SHORT EXERCISE
Find the lines that contain the word "JSON" and copy each one.

EXCERPTED DATA
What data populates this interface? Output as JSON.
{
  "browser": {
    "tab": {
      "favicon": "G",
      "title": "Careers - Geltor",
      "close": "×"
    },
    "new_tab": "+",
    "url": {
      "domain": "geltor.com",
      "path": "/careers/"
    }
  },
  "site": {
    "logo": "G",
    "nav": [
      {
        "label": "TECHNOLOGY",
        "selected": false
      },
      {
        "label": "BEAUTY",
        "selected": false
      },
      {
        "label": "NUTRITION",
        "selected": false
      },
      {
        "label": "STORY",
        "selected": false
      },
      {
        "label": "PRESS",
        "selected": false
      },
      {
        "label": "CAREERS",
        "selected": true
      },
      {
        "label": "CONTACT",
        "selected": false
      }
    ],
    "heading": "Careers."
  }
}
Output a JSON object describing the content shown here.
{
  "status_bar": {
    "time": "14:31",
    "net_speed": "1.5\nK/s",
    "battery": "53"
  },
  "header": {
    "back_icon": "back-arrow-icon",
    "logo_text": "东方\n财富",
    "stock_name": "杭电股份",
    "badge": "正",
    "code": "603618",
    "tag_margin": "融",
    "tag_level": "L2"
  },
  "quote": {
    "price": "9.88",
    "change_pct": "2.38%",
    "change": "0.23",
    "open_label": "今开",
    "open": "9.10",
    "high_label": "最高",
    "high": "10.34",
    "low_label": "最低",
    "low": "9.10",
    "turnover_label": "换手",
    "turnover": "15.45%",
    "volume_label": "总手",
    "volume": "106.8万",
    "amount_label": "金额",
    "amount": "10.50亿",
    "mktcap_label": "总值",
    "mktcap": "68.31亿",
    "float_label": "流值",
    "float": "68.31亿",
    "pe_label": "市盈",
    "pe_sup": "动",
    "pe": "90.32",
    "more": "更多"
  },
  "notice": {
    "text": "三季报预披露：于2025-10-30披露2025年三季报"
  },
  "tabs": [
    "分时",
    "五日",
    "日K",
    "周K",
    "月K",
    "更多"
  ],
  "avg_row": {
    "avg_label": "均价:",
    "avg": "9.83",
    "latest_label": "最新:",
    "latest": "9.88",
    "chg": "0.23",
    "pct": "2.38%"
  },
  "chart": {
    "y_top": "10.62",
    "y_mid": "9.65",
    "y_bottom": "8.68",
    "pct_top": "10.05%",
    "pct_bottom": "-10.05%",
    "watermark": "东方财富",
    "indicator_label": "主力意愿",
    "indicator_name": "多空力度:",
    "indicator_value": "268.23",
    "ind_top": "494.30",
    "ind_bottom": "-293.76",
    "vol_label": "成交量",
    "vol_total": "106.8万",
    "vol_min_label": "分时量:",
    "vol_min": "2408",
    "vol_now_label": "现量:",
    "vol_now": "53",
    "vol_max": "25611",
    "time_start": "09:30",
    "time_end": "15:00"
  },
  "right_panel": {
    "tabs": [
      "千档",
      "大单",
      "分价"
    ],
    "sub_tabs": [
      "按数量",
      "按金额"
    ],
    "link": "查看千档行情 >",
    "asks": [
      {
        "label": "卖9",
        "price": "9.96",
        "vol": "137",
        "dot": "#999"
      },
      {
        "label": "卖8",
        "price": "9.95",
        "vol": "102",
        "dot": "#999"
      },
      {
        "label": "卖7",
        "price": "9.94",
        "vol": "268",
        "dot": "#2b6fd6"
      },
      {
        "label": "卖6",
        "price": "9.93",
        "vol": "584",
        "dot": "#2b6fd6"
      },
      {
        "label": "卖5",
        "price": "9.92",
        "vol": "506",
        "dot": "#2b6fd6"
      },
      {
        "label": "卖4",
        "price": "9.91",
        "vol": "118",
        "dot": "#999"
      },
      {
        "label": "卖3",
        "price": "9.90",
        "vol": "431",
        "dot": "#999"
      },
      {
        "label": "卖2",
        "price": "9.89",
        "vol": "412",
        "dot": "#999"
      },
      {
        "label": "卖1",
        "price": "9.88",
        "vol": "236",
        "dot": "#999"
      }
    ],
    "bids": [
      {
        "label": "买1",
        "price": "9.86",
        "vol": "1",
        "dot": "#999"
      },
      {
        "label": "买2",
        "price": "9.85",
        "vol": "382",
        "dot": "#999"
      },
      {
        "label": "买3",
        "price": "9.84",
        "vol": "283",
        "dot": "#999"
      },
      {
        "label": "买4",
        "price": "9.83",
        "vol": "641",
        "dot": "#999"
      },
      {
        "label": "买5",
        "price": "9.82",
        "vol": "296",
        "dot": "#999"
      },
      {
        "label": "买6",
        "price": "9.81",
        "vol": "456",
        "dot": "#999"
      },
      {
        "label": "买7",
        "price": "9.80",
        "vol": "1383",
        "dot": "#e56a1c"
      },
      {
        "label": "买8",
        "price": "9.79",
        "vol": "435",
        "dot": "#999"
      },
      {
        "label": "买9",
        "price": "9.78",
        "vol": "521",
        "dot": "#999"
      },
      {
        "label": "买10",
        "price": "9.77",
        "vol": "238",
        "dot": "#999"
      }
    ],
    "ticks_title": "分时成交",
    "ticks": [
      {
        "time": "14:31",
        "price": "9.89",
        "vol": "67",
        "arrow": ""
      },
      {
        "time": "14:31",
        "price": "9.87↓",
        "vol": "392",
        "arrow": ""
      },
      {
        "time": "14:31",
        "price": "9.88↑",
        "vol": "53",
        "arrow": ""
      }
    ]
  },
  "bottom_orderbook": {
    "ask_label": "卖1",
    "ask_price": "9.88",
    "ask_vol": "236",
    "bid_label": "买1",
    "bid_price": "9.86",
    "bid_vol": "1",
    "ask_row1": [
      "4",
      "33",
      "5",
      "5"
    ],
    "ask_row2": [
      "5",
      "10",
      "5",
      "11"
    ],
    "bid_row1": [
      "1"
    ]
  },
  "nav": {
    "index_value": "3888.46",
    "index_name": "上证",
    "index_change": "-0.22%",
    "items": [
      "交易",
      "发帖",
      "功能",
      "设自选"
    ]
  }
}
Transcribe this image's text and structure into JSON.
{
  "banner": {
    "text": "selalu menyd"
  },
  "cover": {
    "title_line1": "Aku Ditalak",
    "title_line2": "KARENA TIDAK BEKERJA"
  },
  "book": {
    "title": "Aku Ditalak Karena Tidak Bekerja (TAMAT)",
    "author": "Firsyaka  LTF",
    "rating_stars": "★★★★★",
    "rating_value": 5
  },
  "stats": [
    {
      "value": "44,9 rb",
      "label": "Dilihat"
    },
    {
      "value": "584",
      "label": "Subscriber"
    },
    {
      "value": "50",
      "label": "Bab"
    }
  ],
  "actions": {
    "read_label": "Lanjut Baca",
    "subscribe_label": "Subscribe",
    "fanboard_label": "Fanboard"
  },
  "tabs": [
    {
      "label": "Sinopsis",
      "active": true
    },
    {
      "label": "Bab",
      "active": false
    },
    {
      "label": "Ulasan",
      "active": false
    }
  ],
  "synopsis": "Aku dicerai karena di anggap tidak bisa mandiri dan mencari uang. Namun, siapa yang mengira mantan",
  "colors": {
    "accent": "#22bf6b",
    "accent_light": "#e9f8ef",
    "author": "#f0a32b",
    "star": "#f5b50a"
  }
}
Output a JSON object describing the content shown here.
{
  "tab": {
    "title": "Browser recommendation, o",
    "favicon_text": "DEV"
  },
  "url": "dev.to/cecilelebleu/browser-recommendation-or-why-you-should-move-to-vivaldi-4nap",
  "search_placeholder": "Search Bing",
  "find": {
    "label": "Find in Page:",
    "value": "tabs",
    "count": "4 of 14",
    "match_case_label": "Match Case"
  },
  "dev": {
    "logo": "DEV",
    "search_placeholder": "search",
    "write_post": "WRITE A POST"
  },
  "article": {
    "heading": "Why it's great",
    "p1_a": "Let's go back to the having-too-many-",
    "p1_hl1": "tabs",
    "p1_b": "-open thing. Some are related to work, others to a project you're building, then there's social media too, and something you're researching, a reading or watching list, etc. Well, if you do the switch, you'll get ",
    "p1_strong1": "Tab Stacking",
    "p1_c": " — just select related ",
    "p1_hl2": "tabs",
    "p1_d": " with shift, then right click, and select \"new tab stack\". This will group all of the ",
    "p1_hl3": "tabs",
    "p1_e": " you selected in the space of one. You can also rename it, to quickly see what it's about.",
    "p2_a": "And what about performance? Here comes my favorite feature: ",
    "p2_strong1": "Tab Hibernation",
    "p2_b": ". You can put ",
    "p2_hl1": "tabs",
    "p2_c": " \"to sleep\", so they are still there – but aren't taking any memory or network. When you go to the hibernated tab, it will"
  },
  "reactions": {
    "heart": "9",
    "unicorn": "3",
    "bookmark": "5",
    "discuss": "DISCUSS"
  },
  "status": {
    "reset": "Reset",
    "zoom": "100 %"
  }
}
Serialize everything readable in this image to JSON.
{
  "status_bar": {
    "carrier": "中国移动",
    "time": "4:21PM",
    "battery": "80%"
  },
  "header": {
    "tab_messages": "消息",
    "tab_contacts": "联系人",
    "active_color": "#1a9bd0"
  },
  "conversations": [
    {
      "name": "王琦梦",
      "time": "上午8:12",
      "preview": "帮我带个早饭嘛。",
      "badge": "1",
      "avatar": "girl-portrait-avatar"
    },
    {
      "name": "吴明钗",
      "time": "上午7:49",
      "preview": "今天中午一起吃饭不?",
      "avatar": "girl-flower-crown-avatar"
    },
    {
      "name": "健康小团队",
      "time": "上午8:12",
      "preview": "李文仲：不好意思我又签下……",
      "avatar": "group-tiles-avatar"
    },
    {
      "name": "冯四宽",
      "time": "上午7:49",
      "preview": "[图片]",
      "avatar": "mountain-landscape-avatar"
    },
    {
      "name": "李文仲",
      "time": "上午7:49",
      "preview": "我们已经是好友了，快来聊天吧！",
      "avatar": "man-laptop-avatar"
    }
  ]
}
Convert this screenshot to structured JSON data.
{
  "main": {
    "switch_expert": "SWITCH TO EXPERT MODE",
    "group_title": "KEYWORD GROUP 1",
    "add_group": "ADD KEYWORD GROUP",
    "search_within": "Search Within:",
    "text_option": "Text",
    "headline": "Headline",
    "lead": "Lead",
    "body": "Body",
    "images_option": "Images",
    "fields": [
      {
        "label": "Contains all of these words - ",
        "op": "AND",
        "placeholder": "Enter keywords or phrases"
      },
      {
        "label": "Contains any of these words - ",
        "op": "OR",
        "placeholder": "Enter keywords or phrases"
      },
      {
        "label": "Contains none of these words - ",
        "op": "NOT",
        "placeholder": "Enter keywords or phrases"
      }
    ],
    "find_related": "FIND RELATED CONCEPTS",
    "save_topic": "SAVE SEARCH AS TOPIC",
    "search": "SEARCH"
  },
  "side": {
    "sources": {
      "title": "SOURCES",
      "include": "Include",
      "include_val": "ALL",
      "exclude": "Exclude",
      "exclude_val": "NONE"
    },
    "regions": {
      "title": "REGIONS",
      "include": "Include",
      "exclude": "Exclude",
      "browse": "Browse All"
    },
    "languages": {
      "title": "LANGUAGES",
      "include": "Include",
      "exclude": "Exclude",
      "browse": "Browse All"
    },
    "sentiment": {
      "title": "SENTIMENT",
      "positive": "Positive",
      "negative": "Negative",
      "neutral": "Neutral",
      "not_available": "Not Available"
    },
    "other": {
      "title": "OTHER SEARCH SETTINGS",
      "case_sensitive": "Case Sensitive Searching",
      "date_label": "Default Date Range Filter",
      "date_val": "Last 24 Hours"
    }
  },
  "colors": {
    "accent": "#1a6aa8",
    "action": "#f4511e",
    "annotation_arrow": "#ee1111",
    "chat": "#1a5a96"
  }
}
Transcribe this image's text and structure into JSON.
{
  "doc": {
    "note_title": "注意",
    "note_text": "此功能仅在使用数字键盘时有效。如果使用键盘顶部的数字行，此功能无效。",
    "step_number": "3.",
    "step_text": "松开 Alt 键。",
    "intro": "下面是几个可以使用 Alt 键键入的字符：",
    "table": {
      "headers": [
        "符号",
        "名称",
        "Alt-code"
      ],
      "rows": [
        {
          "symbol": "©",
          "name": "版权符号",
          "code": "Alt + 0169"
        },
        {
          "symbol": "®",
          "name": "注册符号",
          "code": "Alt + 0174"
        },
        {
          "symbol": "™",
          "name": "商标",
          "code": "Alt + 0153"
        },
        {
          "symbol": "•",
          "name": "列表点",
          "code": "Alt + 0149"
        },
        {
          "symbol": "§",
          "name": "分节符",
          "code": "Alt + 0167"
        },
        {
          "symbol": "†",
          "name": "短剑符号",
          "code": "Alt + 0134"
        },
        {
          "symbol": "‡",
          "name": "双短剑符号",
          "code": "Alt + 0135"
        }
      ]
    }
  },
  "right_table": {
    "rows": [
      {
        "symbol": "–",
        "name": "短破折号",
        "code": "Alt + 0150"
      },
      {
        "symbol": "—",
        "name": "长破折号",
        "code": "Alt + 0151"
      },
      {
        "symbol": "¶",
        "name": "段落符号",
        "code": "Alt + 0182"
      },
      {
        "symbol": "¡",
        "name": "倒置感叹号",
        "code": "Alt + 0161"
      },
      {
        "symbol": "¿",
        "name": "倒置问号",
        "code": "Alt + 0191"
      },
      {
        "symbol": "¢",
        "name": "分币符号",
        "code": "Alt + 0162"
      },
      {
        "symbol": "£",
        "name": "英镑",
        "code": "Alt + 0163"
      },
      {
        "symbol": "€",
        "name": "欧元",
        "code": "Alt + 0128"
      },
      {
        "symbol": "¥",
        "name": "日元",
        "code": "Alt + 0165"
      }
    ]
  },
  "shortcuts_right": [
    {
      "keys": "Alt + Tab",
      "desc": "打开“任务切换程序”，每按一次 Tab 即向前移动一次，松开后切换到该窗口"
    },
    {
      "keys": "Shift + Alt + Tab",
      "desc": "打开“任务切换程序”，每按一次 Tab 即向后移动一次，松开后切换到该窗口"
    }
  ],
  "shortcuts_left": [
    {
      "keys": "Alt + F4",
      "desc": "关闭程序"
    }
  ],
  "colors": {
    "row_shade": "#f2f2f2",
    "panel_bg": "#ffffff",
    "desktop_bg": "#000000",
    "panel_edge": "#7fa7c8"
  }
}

ANSWER TO THE EXERCISE
What data populates this interface? Output as JSON.
Output a JSON object describing the content shown here.
Transcribe this image's text and structure into JSON.
Output a JSON object describing the content shown here.
Serialize everything readable in this image to JSON.
Convert this screenshot to structured JSON data.
Transcribe this image's text and structure into JSON.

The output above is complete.